>> begin Given information
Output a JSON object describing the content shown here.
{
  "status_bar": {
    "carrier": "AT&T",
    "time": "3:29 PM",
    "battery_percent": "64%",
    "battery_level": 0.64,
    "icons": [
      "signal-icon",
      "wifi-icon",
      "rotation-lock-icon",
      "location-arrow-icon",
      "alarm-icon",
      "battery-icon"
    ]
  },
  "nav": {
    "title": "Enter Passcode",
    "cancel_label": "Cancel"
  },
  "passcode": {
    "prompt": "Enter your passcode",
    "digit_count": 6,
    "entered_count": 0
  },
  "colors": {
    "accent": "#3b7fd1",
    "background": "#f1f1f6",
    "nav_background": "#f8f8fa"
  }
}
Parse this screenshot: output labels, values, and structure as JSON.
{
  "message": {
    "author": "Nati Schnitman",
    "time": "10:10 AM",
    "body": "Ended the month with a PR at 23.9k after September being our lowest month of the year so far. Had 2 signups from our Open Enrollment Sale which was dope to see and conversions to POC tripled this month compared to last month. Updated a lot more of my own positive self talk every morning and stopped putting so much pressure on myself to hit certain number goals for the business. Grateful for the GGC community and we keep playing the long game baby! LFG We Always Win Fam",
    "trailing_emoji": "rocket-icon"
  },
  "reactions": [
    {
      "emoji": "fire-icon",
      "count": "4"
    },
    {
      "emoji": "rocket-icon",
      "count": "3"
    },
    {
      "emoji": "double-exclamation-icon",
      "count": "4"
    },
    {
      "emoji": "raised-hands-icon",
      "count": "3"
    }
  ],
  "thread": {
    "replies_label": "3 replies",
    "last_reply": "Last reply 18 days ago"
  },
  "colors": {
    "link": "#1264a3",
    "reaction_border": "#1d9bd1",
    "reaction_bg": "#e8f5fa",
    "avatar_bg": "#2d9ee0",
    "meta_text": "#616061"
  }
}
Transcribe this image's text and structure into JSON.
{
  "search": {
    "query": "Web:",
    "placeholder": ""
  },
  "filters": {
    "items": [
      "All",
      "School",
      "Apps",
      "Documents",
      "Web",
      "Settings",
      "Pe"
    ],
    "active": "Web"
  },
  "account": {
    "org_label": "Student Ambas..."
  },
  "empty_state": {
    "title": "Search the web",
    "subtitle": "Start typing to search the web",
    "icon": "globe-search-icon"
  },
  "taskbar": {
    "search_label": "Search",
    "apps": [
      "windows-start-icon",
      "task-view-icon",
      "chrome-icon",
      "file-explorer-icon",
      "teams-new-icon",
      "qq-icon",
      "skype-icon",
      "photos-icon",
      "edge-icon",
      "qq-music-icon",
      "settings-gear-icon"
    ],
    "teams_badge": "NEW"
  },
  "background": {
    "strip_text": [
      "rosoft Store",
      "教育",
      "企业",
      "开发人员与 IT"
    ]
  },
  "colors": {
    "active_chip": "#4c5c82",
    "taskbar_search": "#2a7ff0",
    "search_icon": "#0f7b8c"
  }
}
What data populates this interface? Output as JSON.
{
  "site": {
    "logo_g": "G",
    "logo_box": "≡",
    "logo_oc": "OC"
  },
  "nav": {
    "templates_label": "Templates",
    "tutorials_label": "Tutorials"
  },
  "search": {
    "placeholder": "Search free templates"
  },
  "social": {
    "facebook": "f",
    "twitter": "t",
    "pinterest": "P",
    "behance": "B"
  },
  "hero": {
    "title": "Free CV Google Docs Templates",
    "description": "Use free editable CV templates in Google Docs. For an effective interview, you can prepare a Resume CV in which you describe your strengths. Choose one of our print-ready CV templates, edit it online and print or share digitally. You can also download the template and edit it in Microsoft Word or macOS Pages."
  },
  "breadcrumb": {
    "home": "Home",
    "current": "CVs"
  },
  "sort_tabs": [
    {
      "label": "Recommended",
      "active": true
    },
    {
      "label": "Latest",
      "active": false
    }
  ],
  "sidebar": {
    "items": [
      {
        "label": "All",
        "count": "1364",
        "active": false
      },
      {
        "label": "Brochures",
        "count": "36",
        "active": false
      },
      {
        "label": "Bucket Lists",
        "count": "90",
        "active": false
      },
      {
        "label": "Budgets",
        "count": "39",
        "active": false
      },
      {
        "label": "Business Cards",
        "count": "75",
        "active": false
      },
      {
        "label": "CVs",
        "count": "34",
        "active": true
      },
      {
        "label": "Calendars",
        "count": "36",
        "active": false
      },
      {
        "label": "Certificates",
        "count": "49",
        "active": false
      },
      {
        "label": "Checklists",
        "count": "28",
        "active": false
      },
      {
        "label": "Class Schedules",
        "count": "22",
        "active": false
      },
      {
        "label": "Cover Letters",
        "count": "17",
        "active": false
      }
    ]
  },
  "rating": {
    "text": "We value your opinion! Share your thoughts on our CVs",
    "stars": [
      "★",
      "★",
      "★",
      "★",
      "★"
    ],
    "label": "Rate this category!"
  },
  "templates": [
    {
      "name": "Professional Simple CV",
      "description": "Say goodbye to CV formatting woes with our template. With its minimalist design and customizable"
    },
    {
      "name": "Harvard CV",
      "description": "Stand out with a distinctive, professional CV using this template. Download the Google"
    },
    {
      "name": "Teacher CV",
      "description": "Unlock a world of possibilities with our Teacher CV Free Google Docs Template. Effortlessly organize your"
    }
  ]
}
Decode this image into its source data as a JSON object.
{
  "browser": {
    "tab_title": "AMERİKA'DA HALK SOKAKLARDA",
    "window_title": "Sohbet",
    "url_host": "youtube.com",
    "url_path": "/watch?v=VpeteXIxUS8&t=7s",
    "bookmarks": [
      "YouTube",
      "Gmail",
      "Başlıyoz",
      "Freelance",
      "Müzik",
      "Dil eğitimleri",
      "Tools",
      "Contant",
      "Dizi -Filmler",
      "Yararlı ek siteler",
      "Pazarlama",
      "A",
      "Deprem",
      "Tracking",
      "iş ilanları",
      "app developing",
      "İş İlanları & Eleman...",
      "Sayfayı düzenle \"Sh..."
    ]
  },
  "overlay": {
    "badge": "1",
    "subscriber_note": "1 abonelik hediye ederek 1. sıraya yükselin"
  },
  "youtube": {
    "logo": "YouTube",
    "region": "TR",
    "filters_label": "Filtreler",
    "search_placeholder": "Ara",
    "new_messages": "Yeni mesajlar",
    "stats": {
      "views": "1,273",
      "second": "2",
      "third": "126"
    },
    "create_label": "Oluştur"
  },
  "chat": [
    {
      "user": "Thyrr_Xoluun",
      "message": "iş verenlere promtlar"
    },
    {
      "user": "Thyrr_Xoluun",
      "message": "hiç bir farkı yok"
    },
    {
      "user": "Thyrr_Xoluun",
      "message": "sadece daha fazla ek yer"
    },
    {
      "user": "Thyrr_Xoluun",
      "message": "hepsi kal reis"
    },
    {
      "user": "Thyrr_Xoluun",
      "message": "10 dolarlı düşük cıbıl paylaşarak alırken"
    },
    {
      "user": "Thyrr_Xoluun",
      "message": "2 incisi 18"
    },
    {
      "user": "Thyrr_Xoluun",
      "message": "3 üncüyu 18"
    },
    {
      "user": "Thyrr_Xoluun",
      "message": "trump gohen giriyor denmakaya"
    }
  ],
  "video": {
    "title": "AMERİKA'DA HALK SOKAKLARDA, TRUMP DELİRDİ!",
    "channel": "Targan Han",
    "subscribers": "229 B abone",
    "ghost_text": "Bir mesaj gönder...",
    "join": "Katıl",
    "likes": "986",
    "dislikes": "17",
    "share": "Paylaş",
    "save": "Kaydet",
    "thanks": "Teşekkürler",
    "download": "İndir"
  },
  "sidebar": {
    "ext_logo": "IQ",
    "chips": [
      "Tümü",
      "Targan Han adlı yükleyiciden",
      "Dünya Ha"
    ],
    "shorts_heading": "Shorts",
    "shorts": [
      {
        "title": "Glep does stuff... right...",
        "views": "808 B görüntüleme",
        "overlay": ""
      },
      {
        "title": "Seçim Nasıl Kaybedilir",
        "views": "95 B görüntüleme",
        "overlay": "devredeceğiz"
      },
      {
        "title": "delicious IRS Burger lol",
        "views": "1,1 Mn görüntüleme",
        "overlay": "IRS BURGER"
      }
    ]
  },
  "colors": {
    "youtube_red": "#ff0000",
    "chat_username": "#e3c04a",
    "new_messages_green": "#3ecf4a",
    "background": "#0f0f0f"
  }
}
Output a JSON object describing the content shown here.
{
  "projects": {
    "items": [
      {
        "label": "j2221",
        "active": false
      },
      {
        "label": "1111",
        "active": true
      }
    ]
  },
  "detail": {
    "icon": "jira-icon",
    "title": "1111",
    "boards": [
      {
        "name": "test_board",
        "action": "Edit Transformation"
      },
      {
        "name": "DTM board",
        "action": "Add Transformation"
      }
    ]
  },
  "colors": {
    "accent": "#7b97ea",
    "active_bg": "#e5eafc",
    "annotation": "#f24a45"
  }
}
>> end Given information
- Objective -
Find "Transformation". Copy every line it occurs in.

- Solution for this task -
        "action": "Edit Transformation"
        "action": "Add Transformation"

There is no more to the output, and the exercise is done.